### What you will do
Take the material and output all of it exactly.

* START Recorded information *

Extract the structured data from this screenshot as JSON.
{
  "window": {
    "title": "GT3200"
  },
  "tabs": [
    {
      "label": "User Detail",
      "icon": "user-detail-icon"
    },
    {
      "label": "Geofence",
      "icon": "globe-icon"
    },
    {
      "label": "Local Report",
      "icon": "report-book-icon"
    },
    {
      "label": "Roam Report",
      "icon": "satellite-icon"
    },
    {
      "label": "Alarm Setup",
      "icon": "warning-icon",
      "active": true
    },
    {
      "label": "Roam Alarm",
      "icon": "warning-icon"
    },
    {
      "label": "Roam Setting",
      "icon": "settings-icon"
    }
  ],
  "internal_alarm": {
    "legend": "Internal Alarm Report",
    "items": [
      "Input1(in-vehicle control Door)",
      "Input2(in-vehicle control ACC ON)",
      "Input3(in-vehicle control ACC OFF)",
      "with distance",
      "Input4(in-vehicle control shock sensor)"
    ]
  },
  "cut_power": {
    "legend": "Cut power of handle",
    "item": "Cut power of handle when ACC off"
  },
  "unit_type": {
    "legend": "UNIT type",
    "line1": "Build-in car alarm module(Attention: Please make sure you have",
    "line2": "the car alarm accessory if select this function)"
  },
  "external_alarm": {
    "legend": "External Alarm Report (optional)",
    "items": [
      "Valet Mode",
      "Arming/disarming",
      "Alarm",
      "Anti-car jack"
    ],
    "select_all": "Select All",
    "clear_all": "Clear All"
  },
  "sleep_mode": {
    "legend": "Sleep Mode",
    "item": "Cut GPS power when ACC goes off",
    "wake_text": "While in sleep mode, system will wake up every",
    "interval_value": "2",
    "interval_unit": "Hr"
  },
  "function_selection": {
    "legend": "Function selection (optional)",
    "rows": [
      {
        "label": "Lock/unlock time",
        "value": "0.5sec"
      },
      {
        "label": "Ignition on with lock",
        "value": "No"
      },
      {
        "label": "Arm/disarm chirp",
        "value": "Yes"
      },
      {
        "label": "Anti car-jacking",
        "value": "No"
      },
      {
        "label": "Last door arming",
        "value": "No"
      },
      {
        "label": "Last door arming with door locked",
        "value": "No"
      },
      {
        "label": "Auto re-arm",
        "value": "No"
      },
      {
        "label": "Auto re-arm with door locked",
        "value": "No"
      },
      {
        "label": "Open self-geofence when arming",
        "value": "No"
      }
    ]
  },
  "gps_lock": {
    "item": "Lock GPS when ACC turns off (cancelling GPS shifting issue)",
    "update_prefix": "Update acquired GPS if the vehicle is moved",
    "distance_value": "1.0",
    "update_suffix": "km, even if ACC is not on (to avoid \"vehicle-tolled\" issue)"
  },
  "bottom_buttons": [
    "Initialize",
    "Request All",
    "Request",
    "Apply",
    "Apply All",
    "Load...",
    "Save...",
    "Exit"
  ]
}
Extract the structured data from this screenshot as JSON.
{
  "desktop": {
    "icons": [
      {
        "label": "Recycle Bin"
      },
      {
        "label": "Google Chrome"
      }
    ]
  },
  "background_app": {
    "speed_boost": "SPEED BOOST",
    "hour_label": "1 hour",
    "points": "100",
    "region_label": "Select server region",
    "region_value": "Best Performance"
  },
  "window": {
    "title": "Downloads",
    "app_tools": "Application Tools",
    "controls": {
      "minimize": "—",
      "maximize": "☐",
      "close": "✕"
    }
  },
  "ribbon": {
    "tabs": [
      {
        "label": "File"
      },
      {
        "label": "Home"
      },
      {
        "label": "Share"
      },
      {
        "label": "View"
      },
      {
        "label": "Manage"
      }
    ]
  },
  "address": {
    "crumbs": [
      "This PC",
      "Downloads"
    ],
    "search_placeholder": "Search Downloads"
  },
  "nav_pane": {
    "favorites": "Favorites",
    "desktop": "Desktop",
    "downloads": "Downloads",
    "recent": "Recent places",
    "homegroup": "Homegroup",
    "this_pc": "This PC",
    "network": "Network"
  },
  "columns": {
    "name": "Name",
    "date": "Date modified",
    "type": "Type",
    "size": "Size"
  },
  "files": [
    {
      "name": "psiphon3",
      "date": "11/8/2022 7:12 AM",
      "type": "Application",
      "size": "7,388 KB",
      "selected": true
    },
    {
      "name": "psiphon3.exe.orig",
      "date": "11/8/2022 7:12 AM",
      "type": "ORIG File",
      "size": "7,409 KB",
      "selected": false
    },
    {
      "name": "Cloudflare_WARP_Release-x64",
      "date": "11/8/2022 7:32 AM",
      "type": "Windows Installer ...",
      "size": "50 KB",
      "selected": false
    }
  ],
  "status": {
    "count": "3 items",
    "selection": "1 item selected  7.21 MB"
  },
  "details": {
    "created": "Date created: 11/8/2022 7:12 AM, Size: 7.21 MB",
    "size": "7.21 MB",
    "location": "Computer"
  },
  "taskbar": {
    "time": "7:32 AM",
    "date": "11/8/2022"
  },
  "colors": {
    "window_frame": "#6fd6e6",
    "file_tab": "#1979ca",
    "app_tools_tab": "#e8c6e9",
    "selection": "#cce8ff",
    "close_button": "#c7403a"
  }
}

* END Recorded information *

### Solved problem
Extract the structured data from this screenshot as JSON.
{
  "window": {
    "title": "GT3200"
  },
  "tabs": [
    {
      "label": "User Detail",
      "icon": "user-detail-icon"
    },
    {
      "label": "Geofence",
      "icon": "globe-icon"
    },
    {
      "label": "Local Report",
      "icon": "report-book-icon"
    },
    {
      "label": "Roam Report",
      "icon": "satellite-icon"
    },
    {
      "label": "Alarm Setup",
      "icon": "warning-icon",
      "active": true
    },
    {
      "label": "Roam Alarm",
      "icon": "warning-icon"
    },
    {
      "label": "Roam Setting",
      "icon": "settings-icon"
    }
  ],
  "internal_alarm": {
    "legend": "Internal Alarm Report",
    "items": [
      "Input1(in-vehicle control Door)",
      "Input2(in-vehicle control ACC ON)",
      "Input3(in-vehicle control ACC OFF)",
      "with distance",
      "Input4(in-vehicle control shock sensor)"
    ]
  },
  "cut_power": {
    "legend": "Cut power of handle",
    "item": "Cut power of handle when ACC off"
  },
  "unit_type": {
    "legend": "UNIT type",
    "line1": "Build-in car alarm module(Attention: Please make sure you have",
    "line2": "the car alarm accessory if select this function)"
  },
  "external_alarm": {
    "legend": "External Alarm Report (optional)",
    "items": [
      "Valet Mode",
      "Arming/disarming",
      "Alarm",
      "Anti-car jack"
    ],
    "select_all": "Select All",
    "clear_all": "Clear All"
  },
  "sleep_mode": {
    "legend": "Sleep Mode",
    "item": "Cut GPS power when ACC goes off",
    "wake_text": "While in sleep mode, system will wake up every",
    "interval_value": "2",
    "interval_unit": "Hr"
  },
  "function_selection": {
    "legend": "Function selection (optional)",
    "rows": [
      {
        "label": "Lock/unlock time",
        "value": "0.5sec"
      },
      {
        "label": "Ignition on with lock",
        "value": "No"
      },
      {
        "label": "Arm/disarm chirp",
        "value": "Yes"
      },
      {
        "label": "Anti car-jacking",
        "value": "No"
      },
      {
        "label": "Last door arming",
        "value": "No"
      },
      {
        "label": "Last door arming with door locked",
        "value": "No"
      },
      {
        "label": "Auto re-arm",
        "value": "No"
      },
      {
        "label": "Auto re-arm with door locked",
        "value": "No"
      },
      {
        "label": "Open self-geofence when arming",
        "value": "No"
      }
    ]
  },
  "gps_lock": {
    "item": "Lock GPS when ACC turns off (cancelling GPS shifting issue)",
    "update_prefix": "Update acquired GPS if the vehicle is moved",
    "distance_value": "1.0",
    "update_suffix": "km, even if ACC is not on (to avoid \"vehicle-tolled\" issue)"
  },
  "bottom_buttons": [
    "Initialize",
    "Request All",
    "Request",
    "Apply",
    "Apply All",
    "Load...",
    "Save...",
    "Exit"
  ]
}
Extract the structured data from this screenshot as JSON.
{
  "desktop": {
    "icons": [
      {
        "label": "Recycle Bin"
      },
      {
        "label": "Google Chrome"
      }
    ]
  },
  "background_app": {
    "speed_boost": "SPEED BOOST",
    "hour_label": "1 hour",
    "points": "100",
    "region_label": "Select server region",
    "region_value": "Best Performance"
  },
  "window": {
    "title": "Downloads",
    "app_tools": "Application Tools",
    "controls": {
      "minimize": "—",
      "maximize": "☐",
      "close": "✕"
    }
  },
  "ribbon": {
    "tabs": [
      {
        "label": "File"
      },
      {
        "label": "Home"
      },
      {
        "label": "Share"
      },
      {
        "label": "View"
      },
      {
        "label": "Manage"
      }
    ]
  },
  "address": {
    "crumbs": [
      "This PC",
      "Downloads"
    ],
    "search_placeholder": "Search Downloads"
  },
  "nav_pane": {
    "favorites": "Favorites",
    "desktop": "Desktop",
    "downloads": "Downloads",
    "recent": "Recent places",
    "homegroup": "Homegroup",
    "this_pc": "This PC",
    "network": "Network"
  },
  "columns": {
    "name": "Name",
    "date": "Date modified",
    "type": "Type",
    "size": "Size"
  },
  "files": [
    {
      "name": "psiphon3",
      "date": "11/8/2022 7:12 AM",
      "type": "Application",
      "size": "7,388 KB",
      "selected": true
    },
    {
      "name": "psiphon3.exe.orig",
      "date": "11/8/2022 7:12 AM",
      "type": "ORIG File",
      "size": "7,409 KB",
      "selected": false
    },
    {
      "name": "Cloudflare_WARP_Release-x64",
      "date": "11/8/2022 7:32 AM",
      "type": "Windows Installer ...",
      "size": "50 KB",
      "selected": false
    }
  ],
  "status": {
    "count": "3 items",
    "selection": "1 item selected  7.21 MB"
  },
  "details": {
    "created": "Date created: 11/8/2022 7:12 AM, Size: 7.21 MB",
    "size": "7.21 MB",
    "location": "Computer"
  },
  "taskbar": {
    "time": "7:32 AM",
    "date": "11/8/2022"
  },
  "colors": {
    "window_frame": "#6fd6e6",
    "file_tab": "#1979ca",
    "app_tools_tab": "#e8c6e9",
    "selection": "#cce8ff",
    "close_button": "#c7403a"
  }
}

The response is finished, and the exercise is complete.